● WHAT IS BEING ASKED
From the text on DNA mechanics and allostery, pull out word for word the part that runs from "A viable approach" up to and including "of molecular dynamics.".
*** PAGE TEXT Section Begins ***
The positioning of a nucleosome with respect to DNA is an important factor influencing the regulation of gene expression. It has been shown that particular sequences, like A-tracts (i.e. AnTn or A2n), may facilitate gene activation by excluding nucleosomes, which can be used to fine tune gene expression [1]. The affinity of a DNA oligomer for formation of a nucleosome is given by its sequence dependent structural and mechanical properties.
These properties also play an important role in DNA-mediated allosteric effects. DNA allostery is a phenomenon analogous to the extensively studied allosteric coupling in proteins. Binding of a small ligand or a protein to the DNA can cause changes in the DNA structure and flexibility that affect the binding affinity of a subsequent ligand. Examples include minor groove binders such as pyrrole-imidazole polyamides [2] or heterocyclic diamidines [3], potential gene expression regulators. However, allosteric coupling between proteins bound to the DNA has also been demonstrated experimentally [4].
A viable approach to probe sequence dependent structural and mechanical properties of DNA are computer simulations. We employed a coarse-grained model of DNA to investigate unique properties of A-tracts and their implications for the nucleosome formation [5]. The model was further extended to describe DNA-mediated allostery involving minor groove binders [6] and pairs of bound proteins [7]. Parameters of the model were inferred from standard explicit solvent simulations of molecular dynamics.
Our work elucidates the seemingly contradictory experimental stiffness data of A-tracts and exposes the differences in properties of symmetric (AnTn) and asymmetric (A2n) A-tracts, with possible implications for gene expression manipulation. Our extended model predicts structural changes of the DNA upon minor groove ligand binding that are in quantitative agreement with experiment. Furthermore, it provides a mechanistic explanation of the experimentally observed allosteric coupling between proteins bound to DNA.
*** PAGE TEXT Section Ends ***
*** GIVEN INFORMATION Section Begins ***
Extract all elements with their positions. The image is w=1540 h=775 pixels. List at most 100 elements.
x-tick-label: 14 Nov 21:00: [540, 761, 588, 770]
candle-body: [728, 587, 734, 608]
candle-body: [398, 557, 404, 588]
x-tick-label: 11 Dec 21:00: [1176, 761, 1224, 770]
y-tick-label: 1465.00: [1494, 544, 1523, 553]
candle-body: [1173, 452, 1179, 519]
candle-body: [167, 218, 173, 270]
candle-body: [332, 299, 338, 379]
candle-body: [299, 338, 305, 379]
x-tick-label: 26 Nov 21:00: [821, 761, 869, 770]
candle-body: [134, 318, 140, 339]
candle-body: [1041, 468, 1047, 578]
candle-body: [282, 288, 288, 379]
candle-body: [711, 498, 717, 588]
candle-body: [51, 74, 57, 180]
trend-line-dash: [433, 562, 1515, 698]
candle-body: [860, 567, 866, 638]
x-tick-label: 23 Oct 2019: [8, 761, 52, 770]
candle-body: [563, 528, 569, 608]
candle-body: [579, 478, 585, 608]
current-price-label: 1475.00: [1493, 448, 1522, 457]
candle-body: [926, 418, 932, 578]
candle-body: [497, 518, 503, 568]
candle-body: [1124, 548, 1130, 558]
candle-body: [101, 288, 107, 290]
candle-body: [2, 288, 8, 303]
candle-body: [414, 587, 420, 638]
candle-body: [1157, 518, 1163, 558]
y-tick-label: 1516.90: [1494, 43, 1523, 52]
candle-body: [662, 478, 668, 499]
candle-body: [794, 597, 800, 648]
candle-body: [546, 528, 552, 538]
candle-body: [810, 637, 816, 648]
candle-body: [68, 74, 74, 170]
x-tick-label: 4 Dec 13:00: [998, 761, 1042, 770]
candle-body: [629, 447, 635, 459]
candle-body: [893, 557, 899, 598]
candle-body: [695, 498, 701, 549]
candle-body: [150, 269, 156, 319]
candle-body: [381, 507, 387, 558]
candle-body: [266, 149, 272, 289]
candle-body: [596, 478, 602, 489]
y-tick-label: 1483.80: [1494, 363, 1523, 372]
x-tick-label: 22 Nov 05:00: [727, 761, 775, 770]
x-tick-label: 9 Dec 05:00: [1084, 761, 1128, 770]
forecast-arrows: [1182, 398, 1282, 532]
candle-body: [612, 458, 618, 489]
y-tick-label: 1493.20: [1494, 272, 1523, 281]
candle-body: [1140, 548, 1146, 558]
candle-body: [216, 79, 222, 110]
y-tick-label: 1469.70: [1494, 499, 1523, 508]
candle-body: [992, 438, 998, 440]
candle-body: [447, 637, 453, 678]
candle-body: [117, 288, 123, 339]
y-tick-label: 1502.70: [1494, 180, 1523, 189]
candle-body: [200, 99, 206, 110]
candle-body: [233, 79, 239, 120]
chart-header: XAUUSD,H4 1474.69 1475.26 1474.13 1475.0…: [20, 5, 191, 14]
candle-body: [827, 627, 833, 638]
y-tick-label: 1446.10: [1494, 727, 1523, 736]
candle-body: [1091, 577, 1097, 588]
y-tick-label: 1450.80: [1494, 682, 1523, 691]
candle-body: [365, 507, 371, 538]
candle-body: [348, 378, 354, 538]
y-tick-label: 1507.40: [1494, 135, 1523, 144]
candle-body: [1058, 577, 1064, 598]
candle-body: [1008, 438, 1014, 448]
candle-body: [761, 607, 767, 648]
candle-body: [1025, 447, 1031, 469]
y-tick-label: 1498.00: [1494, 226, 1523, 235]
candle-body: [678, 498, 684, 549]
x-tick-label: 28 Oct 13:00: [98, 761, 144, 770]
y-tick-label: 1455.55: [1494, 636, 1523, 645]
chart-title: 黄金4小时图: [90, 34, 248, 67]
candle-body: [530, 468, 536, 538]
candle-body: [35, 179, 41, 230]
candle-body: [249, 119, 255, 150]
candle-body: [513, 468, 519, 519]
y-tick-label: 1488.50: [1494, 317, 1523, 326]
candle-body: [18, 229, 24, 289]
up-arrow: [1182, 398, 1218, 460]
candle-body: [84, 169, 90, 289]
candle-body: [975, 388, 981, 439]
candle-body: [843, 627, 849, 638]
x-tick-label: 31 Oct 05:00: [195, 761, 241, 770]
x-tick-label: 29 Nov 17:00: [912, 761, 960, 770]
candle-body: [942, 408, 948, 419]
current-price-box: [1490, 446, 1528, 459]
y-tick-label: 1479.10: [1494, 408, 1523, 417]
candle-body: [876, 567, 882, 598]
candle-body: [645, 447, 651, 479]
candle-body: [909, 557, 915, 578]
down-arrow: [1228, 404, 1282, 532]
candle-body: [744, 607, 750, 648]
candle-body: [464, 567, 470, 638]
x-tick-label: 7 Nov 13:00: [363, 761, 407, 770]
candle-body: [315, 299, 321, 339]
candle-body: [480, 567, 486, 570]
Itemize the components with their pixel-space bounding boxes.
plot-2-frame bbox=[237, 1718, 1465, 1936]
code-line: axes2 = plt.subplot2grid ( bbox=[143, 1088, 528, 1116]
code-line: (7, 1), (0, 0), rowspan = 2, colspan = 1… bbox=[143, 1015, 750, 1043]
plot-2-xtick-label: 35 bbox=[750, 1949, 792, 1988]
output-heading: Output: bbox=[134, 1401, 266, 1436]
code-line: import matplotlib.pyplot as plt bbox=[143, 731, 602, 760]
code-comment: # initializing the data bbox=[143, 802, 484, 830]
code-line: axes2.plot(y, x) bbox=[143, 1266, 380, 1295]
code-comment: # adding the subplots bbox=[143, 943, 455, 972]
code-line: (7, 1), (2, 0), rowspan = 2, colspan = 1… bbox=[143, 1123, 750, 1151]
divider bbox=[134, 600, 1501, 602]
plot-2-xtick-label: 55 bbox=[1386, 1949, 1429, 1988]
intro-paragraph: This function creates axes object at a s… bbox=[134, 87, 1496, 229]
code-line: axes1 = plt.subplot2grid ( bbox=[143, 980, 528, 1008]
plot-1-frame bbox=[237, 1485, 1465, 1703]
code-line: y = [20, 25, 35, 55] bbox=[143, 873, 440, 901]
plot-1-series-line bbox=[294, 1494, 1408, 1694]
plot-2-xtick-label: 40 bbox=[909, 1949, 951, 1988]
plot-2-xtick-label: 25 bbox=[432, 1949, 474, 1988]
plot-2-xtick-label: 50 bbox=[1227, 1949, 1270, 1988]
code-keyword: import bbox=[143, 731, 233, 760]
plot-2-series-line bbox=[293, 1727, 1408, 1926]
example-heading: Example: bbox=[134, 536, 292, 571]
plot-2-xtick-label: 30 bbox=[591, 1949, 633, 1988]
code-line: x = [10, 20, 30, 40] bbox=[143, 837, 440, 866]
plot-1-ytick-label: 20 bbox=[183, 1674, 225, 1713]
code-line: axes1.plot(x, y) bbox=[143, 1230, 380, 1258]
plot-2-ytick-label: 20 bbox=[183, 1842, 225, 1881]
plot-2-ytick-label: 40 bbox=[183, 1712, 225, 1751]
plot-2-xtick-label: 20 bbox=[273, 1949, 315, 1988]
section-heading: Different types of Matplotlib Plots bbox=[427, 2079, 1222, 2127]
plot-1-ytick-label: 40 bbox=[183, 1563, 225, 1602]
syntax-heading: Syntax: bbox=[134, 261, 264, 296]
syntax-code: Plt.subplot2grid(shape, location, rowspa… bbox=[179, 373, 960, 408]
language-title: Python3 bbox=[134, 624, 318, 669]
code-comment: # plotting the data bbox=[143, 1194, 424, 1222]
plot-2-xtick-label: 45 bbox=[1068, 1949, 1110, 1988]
*** GIVEN INFORMATION Section Ends ***
● WRITTEN ANSWER
A viable approach to probe sequence dependent structural and mechanical properties of DNA are computer simulations. We employed a coarse-grained model of DNA to investigate unique properties of A-tracts and their implications for the nucleosome formation [5]. The model was further extended to describe DNA-mediated allostery involving minor groove binders [6] and pairs of bound proteins [7]. Parameters of the model were inferred from standard explicit solvent simulations of molecular dynamics.